====== Recorded data

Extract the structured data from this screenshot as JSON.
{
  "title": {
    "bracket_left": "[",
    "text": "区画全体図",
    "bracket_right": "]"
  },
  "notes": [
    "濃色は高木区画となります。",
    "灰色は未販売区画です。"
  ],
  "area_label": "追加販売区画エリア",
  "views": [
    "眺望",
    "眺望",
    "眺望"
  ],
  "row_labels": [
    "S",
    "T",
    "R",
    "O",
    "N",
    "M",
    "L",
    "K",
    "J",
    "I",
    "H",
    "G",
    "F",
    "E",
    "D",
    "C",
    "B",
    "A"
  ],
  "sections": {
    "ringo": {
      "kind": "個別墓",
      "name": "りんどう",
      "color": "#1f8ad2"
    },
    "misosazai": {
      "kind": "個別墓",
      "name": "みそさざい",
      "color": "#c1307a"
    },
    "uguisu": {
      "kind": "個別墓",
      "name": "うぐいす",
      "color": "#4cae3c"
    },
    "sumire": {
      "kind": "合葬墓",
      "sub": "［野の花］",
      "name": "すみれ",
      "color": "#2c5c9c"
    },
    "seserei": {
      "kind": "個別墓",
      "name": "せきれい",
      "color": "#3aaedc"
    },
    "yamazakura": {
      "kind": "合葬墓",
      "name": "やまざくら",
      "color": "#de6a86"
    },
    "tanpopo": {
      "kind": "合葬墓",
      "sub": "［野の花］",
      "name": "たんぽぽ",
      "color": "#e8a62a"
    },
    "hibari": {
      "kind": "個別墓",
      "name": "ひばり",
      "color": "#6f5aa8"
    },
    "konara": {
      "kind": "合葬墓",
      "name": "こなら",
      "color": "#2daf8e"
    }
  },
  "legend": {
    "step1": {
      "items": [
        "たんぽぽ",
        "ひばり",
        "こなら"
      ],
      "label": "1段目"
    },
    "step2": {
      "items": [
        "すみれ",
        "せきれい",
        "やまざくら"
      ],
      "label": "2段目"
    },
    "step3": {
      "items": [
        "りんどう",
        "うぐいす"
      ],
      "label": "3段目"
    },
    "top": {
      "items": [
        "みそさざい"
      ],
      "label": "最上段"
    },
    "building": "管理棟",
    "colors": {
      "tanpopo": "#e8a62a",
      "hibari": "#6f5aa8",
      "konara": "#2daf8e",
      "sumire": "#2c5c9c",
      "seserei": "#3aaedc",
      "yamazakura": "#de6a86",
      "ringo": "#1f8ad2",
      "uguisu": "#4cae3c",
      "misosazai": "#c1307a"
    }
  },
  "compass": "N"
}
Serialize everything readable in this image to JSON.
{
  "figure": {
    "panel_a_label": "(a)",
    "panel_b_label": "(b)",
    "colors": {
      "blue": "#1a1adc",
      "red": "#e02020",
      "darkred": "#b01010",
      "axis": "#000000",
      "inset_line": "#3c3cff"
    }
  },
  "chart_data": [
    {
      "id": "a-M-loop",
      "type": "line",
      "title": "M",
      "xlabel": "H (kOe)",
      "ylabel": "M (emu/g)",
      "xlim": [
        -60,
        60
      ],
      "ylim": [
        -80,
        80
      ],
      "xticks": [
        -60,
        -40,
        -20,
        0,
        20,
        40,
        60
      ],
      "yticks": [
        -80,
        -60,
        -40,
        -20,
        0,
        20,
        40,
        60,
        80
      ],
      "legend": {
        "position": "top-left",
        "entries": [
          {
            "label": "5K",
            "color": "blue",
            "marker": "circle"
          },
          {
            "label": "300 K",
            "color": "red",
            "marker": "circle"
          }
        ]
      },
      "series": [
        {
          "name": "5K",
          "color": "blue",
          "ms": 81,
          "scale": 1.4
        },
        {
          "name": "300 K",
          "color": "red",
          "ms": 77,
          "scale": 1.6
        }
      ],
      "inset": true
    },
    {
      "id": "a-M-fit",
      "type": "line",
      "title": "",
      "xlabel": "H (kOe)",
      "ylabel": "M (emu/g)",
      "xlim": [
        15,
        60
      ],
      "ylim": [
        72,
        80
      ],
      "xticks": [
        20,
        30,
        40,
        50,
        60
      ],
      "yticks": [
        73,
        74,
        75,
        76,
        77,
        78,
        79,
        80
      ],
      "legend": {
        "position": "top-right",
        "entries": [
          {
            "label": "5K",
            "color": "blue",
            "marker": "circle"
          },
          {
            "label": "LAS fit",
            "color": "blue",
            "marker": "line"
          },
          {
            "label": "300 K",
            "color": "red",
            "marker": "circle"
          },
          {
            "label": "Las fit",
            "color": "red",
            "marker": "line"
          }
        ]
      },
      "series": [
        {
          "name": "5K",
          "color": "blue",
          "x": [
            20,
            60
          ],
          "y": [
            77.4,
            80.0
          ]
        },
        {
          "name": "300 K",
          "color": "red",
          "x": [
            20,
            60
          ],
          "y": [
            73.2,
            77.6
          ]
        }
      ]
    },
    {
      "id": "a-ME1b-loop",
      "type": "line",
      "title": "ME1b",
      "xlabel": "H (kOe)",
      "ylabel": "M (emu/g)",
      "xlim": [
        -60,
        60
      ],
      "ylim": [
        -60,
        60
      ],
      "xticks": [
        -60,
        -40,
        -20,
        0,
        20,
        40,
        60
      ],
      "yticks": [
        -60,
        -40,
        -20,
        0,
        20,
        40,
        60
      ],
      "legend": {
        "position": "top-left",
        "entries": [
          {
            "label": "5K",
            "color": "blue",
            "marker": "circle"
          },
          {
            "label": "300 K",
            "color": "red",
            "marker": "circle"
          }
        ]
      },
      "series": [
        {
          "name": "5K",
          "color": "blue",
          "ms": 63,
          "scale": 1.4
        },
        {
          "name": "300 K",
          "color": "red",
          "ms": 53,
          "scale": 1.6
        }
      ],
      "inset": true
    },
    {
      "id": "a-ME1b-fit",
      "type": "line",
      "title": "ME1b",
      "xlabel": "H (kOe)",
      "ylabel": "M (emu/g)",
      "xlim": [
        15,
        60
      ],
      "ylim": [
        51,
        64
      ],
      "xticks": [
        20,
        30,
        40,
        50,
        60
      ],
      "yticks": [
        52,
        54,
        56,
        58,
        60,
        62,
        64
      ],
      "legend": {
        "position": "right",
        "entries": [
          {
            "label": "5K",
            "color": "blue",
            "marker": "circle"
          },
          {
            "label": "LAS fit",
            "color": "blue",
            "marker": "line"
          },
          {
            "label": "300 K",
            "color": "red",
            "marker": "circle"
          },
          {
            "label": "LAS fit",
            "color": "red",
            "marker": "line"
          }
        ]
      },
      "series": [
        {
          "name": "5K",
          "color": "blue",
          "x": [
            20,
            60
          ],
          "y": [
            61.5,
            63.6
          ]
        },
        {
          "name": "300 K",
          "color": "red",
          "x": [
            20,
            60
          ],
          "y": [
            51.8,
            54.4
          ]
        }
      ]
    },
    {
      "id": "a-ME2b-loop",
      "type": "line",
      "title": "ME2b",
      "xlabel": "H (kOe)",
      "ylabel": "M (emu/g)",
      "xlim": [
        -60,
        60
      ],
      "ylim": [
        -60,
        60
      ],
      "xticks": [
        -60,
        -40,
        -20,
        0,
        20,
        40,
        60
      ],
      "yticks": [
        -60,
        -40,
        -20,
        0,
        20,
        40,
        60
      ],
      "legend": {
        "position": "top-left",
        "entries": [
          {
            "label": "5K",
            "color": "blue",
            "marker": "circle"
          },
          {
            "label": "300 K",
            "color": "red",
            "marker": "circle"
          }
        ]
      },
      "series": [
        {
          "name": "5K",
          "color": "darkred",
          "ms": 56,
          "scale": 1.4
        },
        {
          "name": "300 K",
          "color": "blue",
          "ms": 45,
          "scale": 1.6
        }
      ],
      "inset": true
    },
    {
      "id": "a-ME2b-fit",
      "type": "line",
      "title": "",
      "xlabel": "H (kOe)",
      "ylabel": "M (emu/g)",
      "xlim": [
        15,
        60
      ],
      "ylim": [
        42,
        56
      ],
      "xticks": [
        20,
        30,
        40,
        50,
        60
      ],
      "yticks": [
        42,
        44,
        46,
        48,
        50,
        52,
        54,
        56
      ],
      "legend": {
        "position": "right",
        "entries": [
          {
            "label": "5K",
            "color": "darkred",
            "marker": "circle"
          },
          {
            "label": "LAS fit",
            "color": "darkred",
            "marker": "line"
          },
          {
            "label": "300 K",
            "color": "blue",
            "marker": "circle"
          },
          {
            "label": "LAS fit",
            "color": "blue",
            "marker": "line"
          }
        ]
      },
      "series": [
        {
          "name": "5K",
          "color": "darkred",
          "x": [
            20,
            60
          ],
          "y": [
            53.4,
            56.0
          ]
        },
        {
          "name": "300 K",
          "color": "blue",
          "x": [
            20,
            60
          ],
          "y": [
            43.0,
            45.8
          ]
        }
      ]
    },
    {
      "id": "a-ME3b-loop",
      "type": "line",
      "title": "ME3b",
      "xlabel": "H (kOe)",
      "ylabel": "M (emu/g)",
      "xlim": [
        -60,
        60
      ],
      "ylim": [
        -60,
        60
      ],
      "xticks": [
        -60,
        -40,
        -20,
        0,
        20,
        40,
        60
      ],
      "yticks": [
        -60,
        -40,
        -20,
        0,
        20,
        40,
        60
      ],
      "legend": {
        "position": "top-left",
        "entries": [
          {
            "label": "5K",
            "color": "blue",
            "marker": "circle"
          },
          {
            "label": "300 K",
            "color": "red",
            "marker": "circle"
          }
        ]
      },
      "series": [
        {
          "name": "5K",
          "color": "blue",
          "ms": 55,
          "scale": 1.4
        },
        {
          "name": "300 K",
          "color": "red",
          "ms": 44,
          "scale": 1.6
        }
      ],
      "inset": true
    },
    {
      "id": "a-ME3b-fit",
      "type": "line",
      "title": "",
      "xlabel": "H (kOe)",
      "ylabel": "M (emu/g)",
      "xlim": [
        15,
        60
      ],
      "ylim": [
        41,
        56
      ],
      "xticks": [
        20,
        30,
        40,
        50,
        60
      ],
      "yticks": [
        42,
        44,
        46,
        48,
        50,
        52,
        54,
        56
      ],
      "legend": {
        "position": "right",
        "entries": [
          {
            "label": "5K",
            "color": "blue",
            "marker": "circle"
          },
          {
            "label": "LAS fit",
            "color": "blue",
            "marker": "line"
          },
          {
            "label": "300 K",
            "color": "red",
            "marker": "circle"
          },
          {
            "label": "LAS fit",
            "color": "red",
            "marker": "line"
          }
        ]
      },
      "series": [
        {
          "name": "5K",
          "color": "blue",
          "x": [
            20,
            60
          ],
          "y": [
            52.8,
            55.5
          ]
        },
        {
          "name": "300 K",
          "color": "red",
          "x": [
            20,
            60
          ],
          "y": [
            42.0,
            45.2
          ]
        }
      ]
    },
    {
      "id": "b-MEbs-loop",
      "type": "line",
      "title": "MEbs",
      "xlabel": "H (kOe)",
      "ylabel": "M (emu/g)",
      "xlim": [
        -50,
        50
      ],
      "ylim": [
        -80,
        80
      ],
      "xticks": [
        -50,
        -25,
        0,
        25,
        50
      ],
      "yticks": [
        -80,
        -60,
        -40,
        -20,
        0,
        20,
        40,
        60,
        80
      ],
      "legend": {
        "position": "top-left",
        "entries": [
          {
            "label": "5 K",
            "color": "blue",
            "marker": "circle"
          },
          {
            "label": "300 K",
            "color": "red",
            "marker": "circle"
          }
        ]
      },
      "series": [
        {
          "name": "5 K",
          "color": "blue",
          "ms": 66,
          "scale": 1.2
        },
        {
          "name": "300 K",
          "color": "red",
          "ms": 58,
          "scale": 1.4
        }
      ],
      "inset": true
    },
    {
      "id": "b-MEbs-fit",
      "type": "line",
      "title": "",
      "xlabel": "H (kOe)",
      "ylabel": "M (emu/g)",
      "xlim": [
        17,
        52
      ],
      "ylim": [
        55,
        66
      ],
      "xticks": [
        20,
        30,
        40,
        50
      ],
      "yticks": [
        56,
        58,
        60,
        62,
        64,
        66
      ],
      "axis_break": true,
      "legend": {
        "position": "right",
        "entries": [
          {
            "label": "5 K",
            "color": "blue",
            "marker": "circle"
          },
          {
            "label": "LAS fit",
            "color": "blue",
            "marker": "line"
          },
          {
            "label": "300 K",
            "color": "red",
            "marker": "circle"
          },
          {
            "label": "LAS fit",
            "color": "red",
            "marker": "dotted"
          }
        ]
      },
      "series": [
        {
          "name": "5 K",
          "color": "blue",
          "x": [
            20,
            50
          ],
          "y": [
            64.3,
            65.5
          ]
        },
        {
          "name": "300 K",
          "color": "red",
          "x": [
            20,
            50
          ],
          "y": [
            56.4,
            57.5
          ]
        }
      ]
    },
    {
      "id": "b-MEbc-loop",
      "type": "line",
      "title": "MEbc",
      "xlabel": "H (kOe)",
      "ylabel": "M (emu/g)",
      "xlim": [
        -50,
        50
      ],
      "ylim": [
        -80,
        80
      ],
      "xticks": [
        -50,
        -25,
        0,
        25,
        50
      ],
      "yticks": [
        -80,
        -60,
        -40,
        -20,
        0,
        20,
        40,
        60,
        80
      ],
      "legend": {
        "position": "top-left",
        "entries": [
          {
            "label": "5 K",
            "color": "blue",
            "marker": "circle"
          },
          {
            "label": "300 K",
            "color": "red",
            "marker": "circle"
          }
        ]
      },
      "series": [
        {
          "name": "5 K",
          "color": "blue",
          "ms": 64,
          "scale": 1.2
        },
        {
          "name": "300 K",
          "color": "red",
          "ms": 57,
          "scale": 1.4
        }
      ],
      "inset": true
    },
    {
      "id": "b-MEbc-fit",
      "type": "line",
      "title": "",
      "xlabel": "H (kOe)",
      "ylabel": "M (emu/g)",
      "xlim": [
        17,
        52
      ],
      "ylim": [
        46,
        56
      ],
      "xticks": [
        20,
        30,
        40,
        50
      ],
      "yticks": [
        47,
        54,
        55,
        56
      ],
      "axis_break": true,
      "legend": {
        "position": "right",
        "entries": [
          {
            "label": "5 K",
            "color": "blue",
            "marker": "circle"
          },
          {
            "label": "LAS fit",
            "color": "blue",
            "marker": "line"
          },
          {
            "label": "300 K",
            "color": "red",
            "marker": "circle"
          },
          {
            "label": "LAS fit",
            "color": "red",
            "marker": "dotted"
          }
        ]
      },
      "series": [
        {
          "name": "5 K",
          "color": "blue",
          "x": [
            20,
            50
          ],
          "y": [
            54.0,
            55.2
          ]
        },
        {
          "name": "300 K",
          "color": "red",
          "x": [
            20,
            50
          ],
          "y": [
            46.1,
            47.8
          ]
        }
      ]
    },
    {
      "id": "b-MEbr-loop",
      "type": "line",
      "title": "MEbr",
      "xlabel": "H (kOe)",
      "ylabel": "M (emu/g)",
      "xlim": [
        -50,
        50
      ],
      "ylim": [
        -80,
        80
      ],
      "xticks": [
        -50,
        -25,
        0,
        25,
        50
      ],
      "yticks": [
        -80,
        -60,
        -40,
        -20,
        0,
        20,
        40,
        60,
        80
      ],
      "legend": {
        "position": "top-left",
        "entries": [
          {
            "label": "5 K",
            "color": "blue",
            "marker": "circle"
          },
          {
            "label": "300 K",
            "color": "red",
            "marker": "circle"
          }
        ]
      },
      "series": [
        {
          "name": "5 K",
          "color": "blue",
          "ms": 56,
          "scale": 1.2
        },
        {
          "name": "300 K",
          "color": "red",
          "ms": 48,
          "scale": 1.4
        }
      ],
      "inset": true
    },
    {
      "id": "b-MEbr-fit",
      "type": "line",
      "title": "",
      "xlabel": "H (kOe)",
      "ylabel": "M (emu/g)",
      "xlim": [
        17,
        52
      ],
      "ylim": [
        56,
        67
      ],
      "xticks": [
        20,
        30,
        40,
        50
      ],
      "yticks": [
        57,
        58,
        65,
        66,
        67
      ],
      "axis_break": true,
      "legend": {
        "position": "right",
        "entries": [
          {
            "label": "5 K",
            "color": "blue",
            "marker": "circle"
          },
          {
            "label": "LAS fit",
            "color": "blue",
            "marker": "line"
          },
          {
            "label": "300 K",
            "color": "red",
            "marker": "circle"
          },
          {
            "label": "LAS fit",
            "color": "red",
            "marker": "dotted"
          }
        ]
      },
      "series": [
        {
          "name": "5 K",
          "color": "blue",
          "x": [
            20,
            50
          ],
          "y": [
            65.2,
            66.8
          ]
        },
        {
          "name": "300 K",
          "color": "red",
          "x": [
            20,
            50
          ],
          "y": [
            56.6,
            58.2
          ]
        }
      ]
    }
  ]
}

============

Do this: Pick out the lines containing the string "MEbc".

Reply:
      "id": "b-MEbc-loop",
      "title": "MEbc",
      "id": "b-MEbc-fit",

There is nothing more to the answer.